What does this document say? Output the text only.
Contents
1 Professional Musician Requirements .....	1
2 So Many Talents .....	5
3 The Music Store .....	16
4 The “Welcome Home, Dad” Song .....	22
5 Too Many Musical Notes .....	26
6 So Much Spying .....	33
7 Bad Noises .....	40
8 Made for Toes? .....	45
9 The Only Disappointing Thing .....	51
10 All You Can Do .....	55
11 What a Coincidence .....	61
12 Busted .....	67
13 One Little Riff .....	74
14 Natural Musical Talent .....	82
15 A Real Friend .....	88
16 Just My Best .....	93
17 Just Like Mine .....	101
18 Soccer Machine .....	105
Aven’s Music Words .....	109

_WRITTEN REQUEST:_
For each line above that contains the word "Just", copy that line.

_ANSWER FOR THIS EXERCISE:_
16 Just My Best .....	93
17 Just Like Mine .....	101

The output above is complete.